** Start of Record list **
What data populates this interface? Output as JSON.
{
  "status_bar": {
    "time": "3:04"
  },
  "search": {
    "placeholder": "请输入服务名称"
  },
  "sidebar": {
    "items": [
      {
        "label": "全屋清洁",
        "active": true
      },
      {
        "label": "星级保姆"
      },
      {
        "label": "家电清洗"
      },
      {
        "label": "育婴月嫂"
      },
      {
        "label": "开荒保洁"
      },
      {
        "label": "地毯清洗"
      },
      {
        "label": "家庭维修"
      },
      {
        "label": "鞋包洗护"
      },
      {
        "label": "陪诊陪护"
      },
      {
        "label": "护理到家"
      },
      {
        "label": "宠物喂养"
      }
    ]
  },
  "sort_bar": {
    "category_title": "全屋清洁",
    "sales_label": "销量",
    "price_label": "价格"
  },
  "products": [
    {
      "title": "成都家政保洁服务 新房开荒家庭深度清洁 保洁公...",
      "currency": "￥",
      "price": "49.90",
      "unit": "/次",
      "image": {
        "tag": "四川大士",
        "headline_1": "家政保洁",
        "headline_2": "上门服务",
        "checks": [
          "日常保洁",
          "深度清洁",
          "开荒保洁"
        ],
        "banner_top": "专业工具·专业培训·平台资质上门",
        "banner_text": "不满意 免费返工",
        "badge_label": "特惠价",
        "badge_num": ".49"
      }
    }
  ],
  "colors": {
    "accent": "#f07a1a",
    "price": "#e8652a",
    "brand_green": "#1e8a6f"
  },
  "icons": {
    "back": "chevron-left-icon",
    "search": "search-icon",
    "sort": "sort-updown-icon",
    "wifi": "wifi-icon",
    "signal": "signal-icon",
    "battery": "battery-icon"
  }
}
** End of Record list **
Written exercise:
Transcribe all of the entries without altering anything.

Problem solution:
What data populates this interface? Output as JSON.
{
  "status_bar": {
    "time": "3:04"
  },
  "search": {
    "placeholder": "请输入服务名称"
  },
  "sidebar": {
    "items": [
      {
        "label": "全屋清洁",
        "active": true
      },
      {
        "label": "星级保姆"
      },
      {
        "label": "家电清洗"
      },
      {
        "label": "育婴月嫂"
      },
      {
        "label": "开荒保洁"
      },
      {
        "label": "地毯清洗"
      },
      {
        "label": "家庭维修"
      },
      {
        "label": "鞋包洗护"
      },
      {
        "label": "陪诊陪护"
      },
      {
        "label": "护理到家"
      },
      {
        "label": "宠物喂养"
      }
    ]
  },
  "sort_bar": {
    "category_title": "全屋清洁",
    "sales_label": "销量",
    "price_label": "价格"
  },
  "products": [
    {
      "title": "成都家政保洁服务 新房开荒家庭深度清洁 保洁公...",
      "currency": "￥",
      "price": "49.90",
      "unit": "/次",
      "image": {
        "tag": "四川大士",
        "headline_1": "家政保洁",
        "headline_2": "上门服务",
        "checks": [
          "日常保洁",
          "深度清洁",
          "开荒保洁"
        ],
        "banner_top": "专业工具·专业培训·平台资质上门",
        "banner_text": "不满意 免费返工",
        "badge_label": "特惠价",
        "badge_num": ".49"
      }
    }
  ],
  "colors": {
    "accent": "#f07a1a",
    "price": "#e8652a",
    "brand_green": "#1e8a6f"
  },
  "icons": {
    "back": "chevron-left-icon",
    "search": "search-icon",
    "sort": "sort-updown-icon",
    "wifi": "wifi-icon",
    "signal": "signal-icon",
    "battery": "battery-icon"
  }
}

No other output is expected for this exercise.